## START

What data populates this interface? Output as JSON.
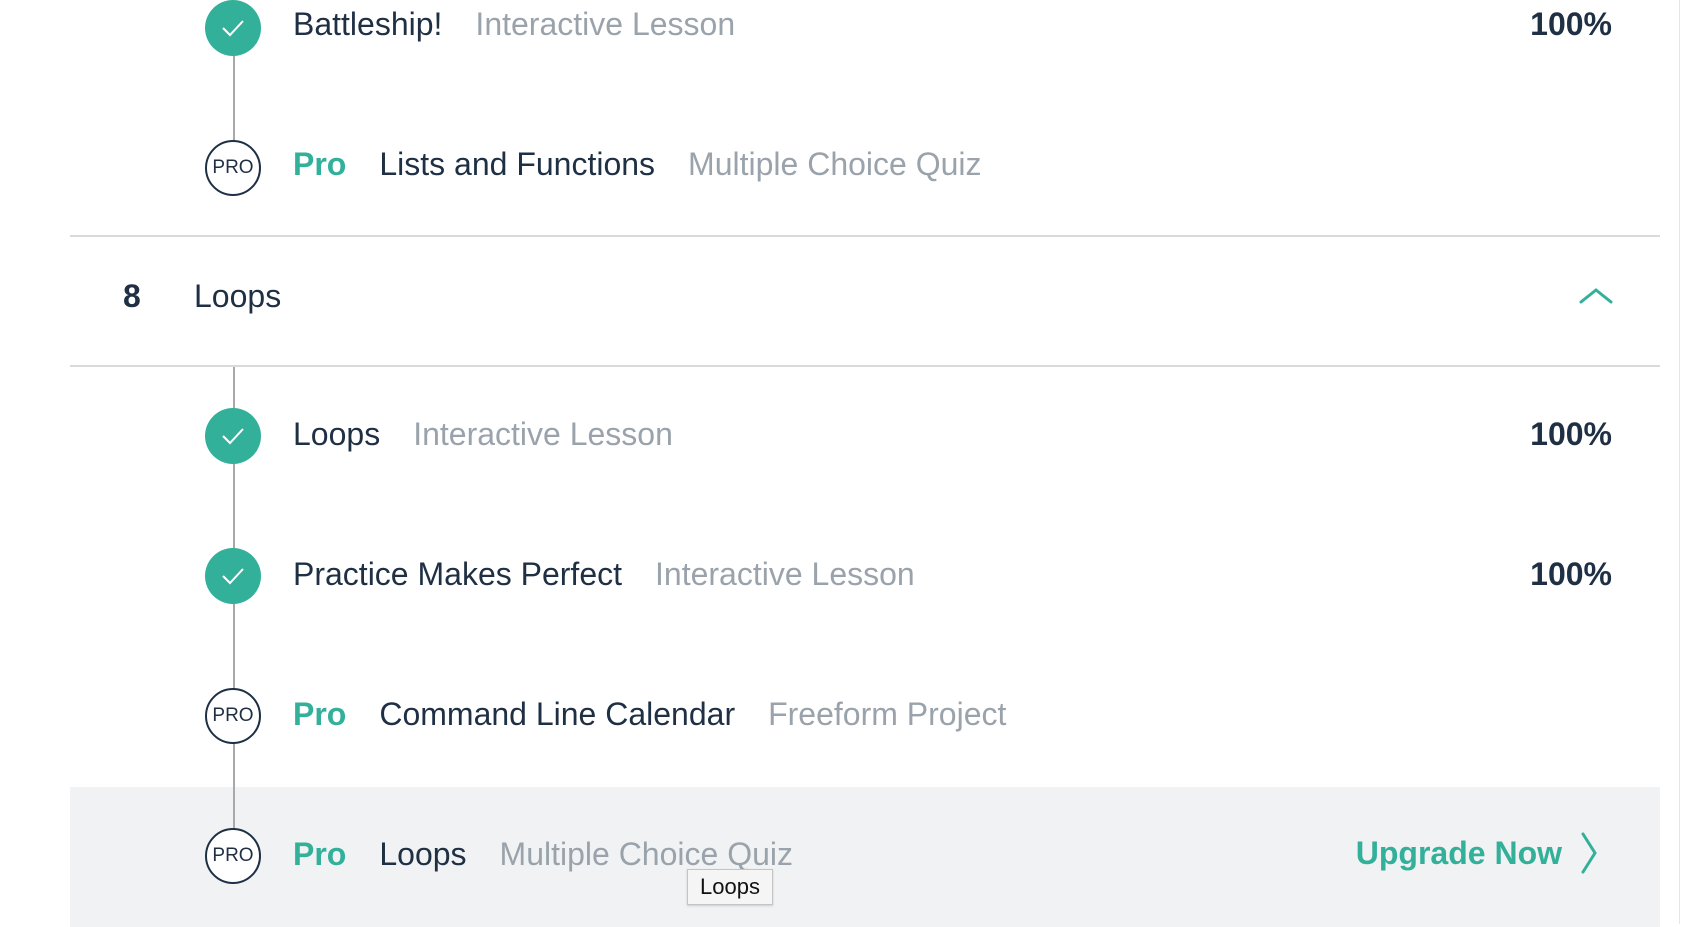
{
  "colors": {
    "accent": "#33b09a",
    "text": "#1f3044",
    "muted": "#9aa3ab",
    "hover_bg": "#f1f2f3"
  },
  "previous_section": {
    "items": [
      {
        "title": "Battleship!",
        "kind": "Interactive Lesson",
        "status": "completed",
        "progress": "100%",
        "icon": "check-icon"
      },
      {
        "pro_label": "Pro",
        "title": "Lists and Functions",
        "kind": "Multiple Choice Quiz",
        "status": "locked",
        "badge": "PRO"
      }
    ]
  },
  "section": {
    "number": "8",
    "title": "Loops",
    "toggle_icon": "chevron-up-icon",
    "items": [
      {
        "title": "Loops",
        "kind": "Interactive Lesson",
        "status": "completed",
        "progress": "100%",
        "icon": "check-icon"
      },
      {
        "title": "Practice Makes Perfect",
        "kind": "Interactive Lesson",
        "status": "completed",
        "progress": "100%",
        "icon": "check-icon"
      },
      {
        "pro_label": "Pro",
        "title": "Command Line Calendar",
        "kind": "Freeform Project",
        "status": "locked",
        "badge": "PRO"
      },
      {
        "pro_label": "Pro",
        "title": "Loops",
        "kind": "Multiple Choice Quiz",
        "status": "locked",
        "badge": "PRO",
        "action": "Upgrade Now",
        "action_icon": "chevron-right-icon"
      }
    ]
  },
  "tooltip": {
    "text": "Loops"
  }
}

## END

GIVEN REQUEST:
Gather, from the listing above, every line carrying the word "Loops".

FINISHED ANSWER:
    "title": "Loops",
        "title": "Loops",
        "title": "Loops",
    "text": "Loops"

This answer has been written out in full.